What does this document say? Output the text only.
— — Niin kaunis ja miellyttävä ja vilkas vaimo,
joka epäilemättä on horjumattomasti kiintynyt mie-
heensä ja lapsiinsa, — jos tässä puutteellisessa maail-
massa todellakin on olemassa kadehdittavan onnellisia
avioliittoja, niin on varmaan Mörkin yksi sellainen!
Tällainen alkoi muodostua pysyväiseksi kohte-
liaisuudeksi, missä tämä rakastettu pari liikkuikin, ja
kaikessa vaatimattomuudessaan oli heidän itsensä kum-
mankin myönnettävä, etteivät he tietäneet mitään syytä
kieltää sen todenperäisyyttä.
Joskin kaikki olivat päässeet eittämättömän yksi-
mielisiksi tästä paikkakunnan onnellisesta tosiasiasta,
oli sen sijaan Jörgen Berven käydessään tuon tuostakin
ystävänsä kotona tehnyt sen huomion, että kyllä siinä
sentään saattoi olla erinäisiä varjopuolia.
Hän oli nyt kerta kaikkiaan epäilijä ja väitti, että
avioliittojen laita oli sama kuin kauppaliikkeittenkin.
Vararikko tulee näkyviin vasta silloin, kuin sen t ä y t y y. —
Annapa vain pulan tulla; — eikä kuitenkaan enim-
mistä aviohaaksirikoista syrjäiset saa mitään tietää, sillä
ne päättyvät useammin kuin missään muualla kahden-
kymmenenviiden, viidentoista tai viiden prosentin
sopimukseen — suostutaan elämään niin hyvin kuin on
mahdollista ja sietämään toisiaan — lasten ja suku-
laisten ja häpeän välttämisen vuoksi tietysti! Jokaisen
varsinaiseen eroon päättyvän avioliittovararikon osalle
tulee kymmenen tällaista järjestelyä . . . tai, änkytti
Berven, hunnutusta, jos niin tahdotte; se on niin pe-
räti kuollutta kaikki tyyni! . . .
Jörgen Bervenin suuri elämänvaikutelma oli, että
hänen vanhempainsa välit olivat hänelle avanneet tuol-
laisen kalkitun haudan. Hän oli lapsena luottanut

→ Exercise prompt: Write out all the lines again, exactly as they are.

→ The answer:
What does this document say? Output the text only.
— — Niin kaunis ja miellyttävä ja vilkas vaimo,
joka epäilemättä on horjumattomasti kiintynyt mie-
heensä ja lapsiinsa, — jos tässä puutteellisessa maail-
massa todellakin on olemassa kadehdittavan onnellisia
avioliittoja, niin on varmaan Mörkin yksi sellainen!
Tällainen alkoi muodostua pysyväiseksi kohte-
liaisuudeksi, missä tämä rakastettu pari liikkuikin, ja
kaikessa vaatimattomuudessaan oli heidän itsensä kum-
mankin myönnettävä, etteivät he tietäneet mitään syytä
kieltää sen todenperäisyyttä.
Joskin kaikki olivat päässeet eittämättömän yksi-
mielisiksi tästä paikkakunnan onnellisesta tosiasiasta,
oli sen sijaan Jörgen Berven käydessään tuon tuostakin
ystävänsä kotona tehnyt sen huomion, että kyllä siinä
sentään saattoi olla erinäisiä varjopuolia.
Hän oli nyt kerta kaikkiaan epäilijä ja väitti, että
avioliittojen laita oli sama kuin kauppaliikkeittenkin.
Vararikko tulee näkyviin vasta silloin, kuin sen t ä y t y y. —
Annapa vain pulan tulla; — eikä kuitenkaan enim-
mistä aviohaaksirikoista syrjäiset saa mitään tietää, sillä
ne päättyvät useammin kuin missään muualla kahden-
kymmenenviiden, viidentoista tai viiden prosentin
sopimukseen — suostutaan elämään niin hyvin kuin on
mahdollista ja sietämään toisiaan — lasten ja suku-
laisten ja häpeän välttämisen vuoksi tietysti! Jokaisen
varsinaiseen eroon päättyvän avioliittovararikon osalle
tulee kymmenen tällaista järjestelyä . . . tai, änkytti
Berven, hunnutusta, jos niin tahdotte; se on niin pe-
räti kuollutta kaikki tyyni! . . .
Jörgen Bervenin suuri elämänvaikutelma oli, että
hänen vanhempainsa välit olivat hänelle avanneet tuol-
laisen kalkitun haudan. Hän oli lapsena luottanut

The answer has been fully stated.